▸ Your goal
Say how many lines include the word "cage", using only a number.

▸ The records

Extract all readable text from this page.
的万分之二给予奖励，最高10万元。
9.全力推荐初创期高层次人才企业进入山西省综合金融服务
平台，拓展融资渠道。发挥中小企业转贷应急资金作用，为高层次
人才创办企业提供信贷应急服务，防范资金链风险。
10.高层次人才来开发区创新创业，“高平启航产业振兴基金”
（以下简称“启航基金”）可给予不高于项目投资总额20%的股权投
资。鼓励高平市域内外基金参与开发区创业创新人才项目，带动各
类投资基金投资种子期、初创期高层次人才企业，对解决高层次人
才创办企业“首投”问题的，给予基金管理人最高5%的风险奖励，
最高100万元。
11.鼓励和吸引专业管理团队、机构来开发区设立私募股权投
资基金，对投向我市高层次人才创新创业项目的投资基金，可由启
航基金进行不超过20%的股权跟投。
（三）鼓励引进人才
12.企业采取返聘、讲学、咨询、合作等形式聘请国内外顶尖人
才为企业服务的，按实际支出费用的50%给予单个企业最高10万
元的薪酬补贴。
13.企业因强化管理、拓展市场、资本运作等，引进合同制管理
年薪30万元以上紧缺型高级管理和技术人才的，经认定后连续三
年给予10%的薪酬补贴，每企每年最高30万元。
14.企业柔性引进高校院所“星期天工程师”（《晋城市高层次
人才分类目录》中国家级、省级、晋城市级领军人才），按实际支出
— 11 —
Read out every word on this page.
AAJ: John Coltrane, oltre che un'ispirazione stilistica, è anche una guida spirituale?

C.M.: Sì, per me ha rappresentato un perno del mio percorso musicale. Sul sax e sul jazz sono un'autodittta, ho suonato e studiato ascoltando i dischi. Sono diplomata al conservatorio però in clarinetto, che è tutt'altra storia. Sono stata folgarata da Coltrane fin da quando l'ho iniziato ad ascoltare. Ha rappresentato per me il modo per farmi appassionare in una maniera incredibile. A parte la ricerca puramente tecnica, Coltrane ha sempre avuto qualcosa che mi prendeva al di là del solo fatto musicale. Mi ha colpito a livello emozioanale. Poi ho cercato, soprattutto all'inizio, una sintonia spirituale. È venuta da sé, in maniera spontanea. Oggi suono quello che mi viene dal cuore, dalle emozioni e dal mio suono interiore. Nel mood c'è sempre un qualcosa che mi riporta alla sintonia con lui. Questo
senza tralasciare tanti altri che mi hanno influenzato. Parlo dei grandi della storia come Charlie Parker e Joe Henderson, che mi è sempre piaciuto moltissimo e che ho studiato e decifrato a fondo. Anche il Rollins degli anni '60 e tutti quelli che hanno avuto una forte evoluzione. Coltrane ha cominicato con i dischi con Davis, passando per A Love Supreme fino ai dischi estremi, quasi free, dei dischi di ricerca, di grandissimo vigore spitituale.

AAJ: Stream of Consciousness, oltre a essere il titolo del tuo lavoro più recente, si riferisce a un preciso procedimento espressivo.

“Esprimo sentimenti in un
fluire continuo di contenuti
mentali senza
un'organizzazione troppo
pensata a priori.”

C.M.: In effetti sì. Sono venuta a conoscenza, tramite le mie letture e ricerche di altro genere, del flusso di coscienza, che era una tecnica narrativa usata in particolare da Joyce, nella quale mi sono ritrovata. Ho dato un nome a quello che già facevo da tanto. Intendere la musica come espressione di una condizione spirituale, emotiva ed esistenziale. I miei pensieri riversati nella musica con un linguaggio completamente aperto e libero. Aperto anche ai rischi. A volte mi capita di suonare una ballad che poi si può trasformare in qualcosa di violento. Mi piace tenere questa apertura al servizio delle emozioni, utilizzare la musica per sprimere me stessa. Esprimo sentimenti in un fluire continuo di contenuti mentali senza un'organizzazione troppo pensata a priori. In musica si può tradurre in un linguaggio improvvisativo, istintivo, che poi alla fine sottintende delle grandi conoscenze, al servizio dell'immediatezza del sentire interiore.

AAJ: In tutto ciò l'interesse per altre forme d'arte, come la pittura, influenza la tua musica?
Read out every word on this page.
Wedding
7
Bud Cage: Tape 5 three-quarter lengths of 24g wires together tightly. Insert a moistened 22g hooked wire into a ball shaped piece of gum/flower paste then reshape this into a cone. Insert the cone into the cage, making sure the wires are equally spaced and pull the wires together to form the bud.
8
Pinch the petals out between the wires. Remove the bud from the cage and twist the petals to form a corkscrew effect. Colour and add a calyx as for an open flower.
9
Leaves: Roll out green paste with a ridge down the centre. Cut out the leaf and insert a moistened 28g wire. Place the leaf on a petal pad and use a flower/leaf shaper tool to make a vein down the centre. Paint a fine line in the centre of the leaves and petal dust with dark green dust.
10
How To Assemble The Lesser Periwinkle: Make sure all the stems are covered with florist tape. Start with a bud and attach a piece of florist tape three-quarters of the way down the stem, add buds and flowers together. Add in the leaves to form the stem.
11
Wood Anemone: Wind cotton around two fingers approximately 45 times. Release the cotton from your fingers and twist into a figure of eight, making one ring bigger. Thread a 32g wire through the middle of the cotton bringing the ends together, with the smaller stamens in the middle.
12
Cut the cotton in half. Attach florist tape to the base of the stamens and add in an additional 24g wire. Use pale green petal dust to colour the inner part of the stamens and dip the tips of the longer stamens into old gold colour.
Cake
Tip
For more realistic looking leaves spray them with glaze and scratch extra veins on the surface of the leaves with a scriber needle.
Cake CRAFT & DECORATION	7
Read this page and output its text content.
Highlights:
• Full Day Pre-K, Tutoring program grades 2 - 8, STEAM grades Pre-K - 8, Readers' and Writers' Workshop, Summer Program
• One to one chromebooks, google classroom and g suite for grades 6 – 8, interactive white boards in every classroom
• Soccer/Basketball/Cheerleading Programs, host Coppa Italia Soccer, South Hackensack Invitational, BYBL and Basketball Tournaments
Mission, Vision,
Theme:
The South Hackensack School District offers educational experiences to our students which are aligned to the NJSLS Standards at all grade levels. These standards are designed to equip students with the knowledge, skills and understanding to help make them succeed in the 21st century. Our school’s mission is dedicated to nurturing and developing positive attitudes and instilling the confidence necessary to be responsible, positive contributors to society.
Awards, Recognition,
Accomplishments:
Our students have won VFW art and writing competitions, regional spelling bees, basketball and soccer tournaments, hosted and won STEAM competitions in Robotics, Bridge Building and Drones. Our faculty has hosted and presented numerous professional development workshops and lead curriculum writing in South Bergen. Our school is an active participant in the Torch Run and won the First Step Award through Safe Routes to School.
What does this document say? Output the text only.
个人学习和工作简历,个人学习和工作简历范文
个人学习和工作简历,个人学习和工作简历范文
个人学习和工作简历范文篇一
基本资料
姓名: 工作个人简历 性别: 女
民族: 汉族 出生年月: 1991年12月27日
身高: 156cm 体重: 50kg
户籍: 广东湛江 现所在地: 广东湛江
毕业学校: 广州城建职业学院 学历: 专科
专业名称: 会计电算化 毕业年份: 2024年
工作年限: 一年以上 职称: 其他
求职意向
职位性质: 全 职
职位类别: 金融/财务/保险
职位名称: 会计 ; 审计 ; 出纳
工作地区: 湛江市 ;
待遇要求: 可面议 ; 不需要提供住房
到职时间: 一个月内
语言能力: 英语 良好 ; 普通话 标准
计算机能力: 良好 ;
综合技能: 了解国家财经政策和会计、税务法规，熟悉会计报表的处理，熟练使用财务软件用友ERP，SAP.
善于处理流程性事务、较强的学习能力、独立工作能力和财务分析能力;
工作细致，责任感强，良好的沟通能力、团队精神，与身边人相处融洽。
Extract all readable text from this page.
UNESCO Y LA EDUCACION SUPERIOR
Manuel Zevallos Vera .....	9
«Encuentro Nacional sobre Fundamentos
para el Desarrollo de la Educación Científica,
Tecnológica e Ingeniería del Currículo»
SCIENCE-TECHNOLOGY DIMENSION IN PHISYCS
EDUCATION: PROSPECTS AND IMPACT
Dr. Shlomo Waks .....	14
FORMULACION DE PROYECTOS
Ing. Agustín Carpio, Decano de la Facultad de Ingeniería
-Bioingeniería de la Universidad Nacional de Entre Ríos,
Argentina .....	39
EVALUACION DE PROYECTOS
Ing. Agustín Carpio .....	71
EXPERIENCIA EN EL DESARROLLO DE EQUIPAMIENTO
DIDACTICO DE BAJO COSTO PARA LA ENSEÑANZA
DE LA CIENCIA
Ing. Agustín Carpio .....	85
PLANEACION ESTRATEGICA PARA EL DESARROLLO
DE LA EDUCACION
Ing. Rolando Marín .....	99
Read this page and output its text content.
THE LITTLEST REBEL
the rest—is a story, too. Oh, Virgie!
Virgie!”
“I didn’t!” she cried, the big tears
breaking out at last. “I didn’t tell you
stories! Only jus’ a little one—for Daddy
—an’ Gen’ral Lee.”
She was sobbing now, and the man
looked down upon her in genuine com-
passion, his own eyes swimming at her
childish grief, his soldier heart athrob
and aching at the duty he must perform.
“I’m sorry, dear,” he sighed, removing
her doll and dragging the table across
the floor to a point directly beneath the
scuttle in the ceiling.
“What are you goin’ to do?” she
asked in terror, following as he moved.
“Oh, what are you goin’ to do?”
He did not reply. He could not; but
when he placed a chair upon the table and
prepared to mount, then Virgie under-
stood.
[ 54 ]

▸ Exercise output
2